[Begin INPUT FOR THIS TASK]

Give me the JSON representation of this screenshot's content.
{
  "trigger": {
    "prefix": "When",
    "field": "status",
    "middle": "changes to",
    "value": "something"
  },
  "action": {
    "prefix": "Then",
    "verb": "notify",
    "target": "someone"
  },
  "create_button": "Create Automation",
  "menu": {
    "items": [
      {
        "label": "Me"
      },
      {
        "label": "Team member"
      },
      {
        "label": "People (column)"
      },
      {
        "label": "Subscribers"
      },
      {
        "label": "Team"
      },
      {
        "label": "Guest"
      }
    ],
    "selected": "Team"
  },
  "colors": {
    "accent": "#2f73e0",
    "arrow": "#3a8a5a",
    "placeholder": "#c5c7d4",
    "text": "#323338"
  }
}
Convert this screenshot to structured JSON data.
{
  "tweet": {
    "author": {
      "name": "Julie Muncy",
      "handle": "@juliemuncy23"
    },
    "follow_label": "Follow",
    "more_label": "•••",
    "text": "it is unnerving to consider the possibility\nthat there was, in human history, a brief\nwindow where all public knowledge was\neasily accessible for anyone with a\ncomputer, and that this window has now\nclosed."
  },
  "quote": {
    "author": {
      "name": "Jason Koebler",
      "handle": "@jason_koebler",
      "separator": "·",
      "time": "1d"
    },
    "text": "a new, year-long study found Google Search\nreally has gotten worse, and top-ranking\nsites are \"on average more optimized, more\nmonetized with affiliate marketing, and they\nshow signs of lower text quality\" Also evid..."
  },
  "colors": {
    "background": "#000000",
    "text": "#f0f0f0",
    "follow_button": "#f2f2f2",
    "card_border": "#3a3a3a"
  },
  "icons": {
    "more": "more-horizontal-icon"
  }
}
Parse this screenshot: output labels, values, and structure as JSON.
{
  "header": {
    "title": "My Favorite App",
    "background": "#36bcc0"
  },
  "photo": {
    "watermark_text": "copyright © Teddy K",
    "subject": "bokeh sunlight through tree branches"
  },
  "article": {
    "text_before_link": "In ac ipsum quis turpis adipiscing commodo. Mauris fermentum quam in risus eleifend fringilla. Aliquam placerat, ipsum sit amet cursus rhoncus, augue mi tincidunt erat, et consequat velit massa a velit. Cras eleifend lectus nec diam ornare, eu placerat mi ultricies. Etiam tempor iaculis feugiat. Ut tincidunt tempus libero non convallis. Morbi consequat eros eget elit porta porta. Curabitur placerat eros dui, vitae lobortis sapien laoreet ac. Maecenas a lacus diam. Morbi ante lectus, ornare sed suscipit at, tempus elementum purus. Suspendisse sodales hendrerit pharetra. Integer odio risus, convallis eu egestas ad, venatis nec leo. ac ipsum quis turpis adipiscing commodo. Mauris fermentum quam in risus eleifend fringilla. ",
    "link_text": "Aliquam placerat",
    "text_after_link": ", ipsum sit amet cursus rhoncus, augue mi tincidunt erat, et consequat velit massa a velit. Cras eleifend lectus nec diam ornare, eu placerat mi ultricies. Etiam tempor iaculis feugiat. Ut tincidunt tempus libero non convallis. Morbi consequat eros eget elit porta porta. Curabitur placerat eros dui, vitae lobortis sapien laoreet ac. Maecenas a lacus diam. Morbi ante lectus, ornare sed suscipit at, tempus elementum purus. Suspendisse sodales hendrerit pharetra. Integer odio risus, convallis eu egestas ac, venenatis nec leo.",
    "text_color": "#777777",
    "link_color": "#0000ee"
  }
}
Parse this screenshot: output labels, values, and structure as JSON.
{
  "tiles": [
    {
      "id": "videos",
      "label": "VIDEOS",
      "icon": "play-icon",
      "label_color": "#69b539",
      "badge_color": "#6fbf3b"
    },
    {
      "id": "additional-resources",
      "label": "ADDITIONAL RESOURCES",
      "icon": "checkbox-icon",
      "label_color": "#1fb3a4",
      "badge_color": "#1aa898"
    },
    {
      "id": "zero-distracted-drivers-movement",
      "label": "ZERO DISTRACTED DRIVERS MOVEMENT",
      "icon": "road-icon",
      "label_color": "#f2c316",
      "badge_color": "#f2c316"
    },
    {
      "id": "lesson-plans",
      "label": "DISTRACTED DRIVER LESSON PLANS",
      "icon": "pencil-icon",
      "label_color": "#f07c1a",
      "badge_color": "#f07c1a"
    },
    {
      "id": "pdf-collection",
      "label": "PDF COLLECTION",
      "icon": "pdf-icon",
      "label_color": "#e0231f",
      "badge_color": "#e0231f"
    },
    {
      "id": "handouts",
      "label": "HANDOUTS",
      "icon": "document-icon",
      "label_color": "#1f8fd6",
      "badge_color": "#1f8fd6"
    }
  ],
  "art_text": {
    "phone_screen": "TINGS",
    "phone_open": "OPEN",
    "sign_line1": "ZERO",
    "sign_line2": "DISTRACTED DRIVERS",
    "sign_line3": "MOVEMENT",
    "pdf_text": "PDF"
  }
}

[End INPUT FOR THIS TASK]

STATED GOAL ▸ Reproduce the material exactly, with every line intact.

SOLUTION ▸
Give me the JSON representation of this screenshot's content.
{
  "trigger": {
    "prefix": "When",
    "field": "status",
    "middle": "changes to",
    "value": "something"
  },
  "action": {
    "prefix": "Then",
    "verb": "notify",
    "target": "someone"
  },
  "create_button": "Create Automation",
  "menu": {
    "items": [
      {
        "label": "Me"
      },
      {
        "label": "Team member"
      },
      {
        "label": "People (column)"
      },
      {
        "label": "Subscribers"
      },
      {
        "label": "Team"
      },
      {
        "label": "Guest"
      }
    ],
    "selected": "Team"
  },
  "colors": {
    "accent": "#2f73e0",
    "arrow": "#3a8a5a",
    "placeholder": "#c5c7d4",
    "text": "#323338"
  }
}
Convert this screenshot to structured JSON data.
{
  "tweet": {
    "author": {
      "name": "Julie Muncy",
      "handle": "@juliemuncy23"
    },
    "follow_label": "Follow",
    "more_label": "•••",
    "text": "it is unnerving to consider the possibility\nthat there was, in human history, a brief\nwindow where all public knowledge was\neasily accessible for anyone with a\ncomputer, and that this window has now\nclosed."
  },
  "quote": {
    "author": {
      "name": "Jason Koebler",
      "handle": "@jason_koebler",
      "separator": "·",
      "time": "1d"
    },
    "text": "a new, year-long study found Google Search\nreally has gotten worse, and top-ranking\nsites are \"on average more optimized, more\nmonetized with affiliate marketing, and they\nshow signs of lower text quality\" Also evid..."
  },
  "colors": {
    "background": "#000000",
    "text": "#f0f0f0",
    "follow_button": "#f2f2f2",
    "card_border": "#3a3a3a"
  },
  "icons": {
    "more": "more-horizontal-icon"
  }
}
Parse this screenshot: output labels, values, and structure as JSON.
{
  "header": {
    "title": "My Favorite App",
    "background": "#36bcc0"
  },
  "photo": {
    "watermark_text": "copyright © Teddy K",
    "subject": "bokeh sunlight through tree branches"
  },
  "article": {
    "text_before_link": "In ac ipsum quis turpis adipiscing commodo. Mauris fermentum quam in risus eleifend fringilla. Aliquam placerat, ipsum sit amet cursus rhoncus, augue mi tincidunt erat, et consequat velit massa a velit. Cras eleifend lectus nec diam ornare, eu placerat mi ultricies. Etiam tempor iaculis feugiat. Ut tincidunt tempus libero non convallis. Morbi consequat eros eget elit porta porta. Curabitur placerat eros dui, vitae lobortis sapien laoreet ac. Maecenas a lacus diam. Morbi ante lectus, ornare sed suscipit at, tempus elementum purus. Suspendisse sodales hendrerit pharetra. Integer odio risus, convallis eu egestas ad, venatis nec leo. ac ipsum quis turpis adipiscing commodo. Mauris fermentum quam in risus eleifend fringilla. ",
    "link_text": "Aliquam placerat",
    "text_after_link": ", ipsum sit amet cursus rhoncus, augue mi tincidunt erat, et consequat velit massa a velit. Cras eleifend lectus nec diam ornare, eu placerat mi ultricies. Etiam tempor iaculis feugiat. Ut tincidunt tempus libero non convallis. Morbi consequat eros eget elit porta porta. Curabitur placerat eros dui, vitae lobortis sapien laoreet ac. Maecenas a lacus diam. Morbi ante lectus, ornare sed suscipit at, tempus elementum purus. Suspendisse sodales hendrerit pharetra. Integer odio risus, convallis eu egestas ac, venenatis nec leo.",
    "text_color": "#777777",
    "link_color": "#0000ee"
  }
}
Parse this screenshot: output labels, values, and structure as JSON.
{
  "tiles": [
    {
      "id": "videos",
      "label": "VIDEOS",
      "icon": "play-icon",
      "label_color": "#69b539",
      "badge_color": "#6fbf3b"
    },
    {
      "id": "additional-resources",
      "label": "ADDITIONAL RESOURCES",
      "icon": "checkbox-icon",
      "label_color": "#1fb3a4",
      "badge_color": "#1aa898"
    },
    {
      "id": "zero-distracted-drivers-movement",
      "label": "ZERO DISTRACTED DRIVERS MOVEMENT",
      "icon": "road-icon",
      "label_color": "#f2c316",
      "badge_color": "#f2c316"
    },
    {
      "id": "lesson-plans",
      "label": "DISTRACTED DRIVER LESSON PLANS",
      "icon": "pencil-icon",
      "label_color": "#f07c1a",
      "badge_color": "#f07c1a"
    },
    {
      "id": "pdf-collection",
      "label": "PDF COLLECTION",
      "icon": "pdf-icon",
      "label_color": "#e0231f",
      "badge_color": "#e0231f"
    },
    {
      "id": "handouts",
      "label": "HANDOUTS",
      "icon": "document-icon",
      "label_color": "#1f8fd6",
      "badge_color": "#1f8fd6"
    }
  ],
  "art_text": {
    "phone_screen": "TINGS",
    "phone_open": "OPEN",
    "sign_line1": "ZERO",
    "sign_line2": "DISTRACTED DRIVERS",
    "sign_line3": "MOVEMENT",
    "pdf_text": "PDF"
  }
}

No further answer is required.